**MATERIAL FOR THE TASK**

------------------------------------------------------------------------

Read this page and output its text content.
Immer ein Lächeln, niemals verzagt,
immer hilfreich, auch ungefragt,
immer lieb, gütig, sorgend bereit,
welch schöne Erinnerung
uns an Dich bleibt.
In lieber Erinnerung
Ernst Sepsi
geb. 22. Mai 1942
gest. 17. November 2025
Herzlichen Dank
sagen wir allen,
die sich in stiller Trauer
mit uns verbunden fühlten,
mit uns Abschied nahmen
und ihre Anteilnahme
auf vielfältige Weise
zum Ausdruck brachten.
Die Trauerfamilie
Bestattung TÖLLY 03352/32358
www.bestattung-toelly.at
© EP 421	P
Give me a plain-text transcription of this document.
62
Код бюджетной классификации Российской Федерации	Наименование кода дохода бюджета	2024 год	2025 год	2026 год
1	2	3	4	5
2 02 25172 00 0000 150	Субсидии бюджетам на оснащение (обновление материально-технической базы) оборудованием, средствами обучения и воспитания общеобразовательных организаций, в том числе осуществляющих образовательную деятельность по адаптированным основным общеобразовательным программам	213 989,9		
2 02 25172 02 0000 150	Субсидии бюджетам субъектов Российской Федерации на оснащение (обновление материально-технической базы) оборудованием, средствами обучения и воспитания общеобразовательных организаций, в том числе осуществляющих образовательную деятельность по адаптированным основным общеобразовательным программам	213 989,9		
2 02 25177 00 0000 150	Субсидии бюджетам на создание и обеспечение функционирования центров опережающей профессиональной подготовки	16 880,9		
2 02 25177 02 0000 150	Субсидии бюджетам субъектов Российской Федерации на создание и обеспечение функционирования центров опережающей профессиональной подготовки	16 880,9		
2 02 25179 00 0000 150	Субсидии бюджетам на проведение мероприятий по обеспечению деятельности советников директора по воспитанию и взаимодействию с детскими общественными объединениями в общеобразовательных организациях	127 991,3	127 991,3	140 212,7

------------------------------------------------------------------------

**EXERCISE BRIEF**
Please return the data above exactly as given.

**ANSWER TO THE EXERCISE**
Read this page and output its text content.
Immer ein Lächeln, niemals verzagt,
immer hilfreich, auch ungefragt,
immer lieb, gütig, sorgend bereit,
welch schöne Erinnerung
uns an Dich bleibt.
In lieber Erinnerung
Ernst Sepsi
geb. 22. Mai 1942
gest. 17. November 2025
Herzlichen Dank
sagen wir allen,
die sich in stiller Trauer
mit uns verbunden fühlten,
mit uns Abschied nahmen
und ihre Anteilnahme
auf vielfältige Weise
zum Ausdruck brachten.
Die Trauerfamilie
Bestattung TÖLLY 03352/32358
www.bestattung-toelly.at
© EP 421	P
Give me a plain-text transcription of this document.
62
Код бюджетной классификации Российской Федерации	Наименование кода дохода бюджета	2024 год	2025 год	2026 год
1	2	3	4	5
2 02 25172 00 0000 150	Субсидии бюджетам на оснащение (обновление материально-технической базы) оборудованием, средствами обучения и воспитания общеобразовательных организаций, в том числе осуществляющих образовательную деятельность по адаптированным основным общеобразовательным программам	213 989,9		
2 02 25172 02 0000 150	Субсидии бюджетам субъектов Российской Федерации на оснащение (обновление материально-технической базы) оборудованием, средствами обучения и воспитания общеобразовательных организаций, в том числе осуществляющих образовательную деятельность по адаптированным основным общеобразовательным программам	213 989,9		
2 02 25177 00 0000 150	Субсидии бюджетам на создание и обеспечение функционирования центров опережающей профессиональной подготовки	16 880,9		
2 02 25177 02 0000 150	Субсидии бюджетам субъектов Российской Федерации на создание и обеспечение функционирования центров опережающей профессиональной подготовки	16 880,9		
2 02 25179 00 0000 150	Субсидии бюджетам на проведение мероприятий по обеспечению деятельности советников директора по воспитанию и взаимодействию с детскими общественными объединениями в общеобразовательных организациях	127 991,3	127 991,3	140 212,7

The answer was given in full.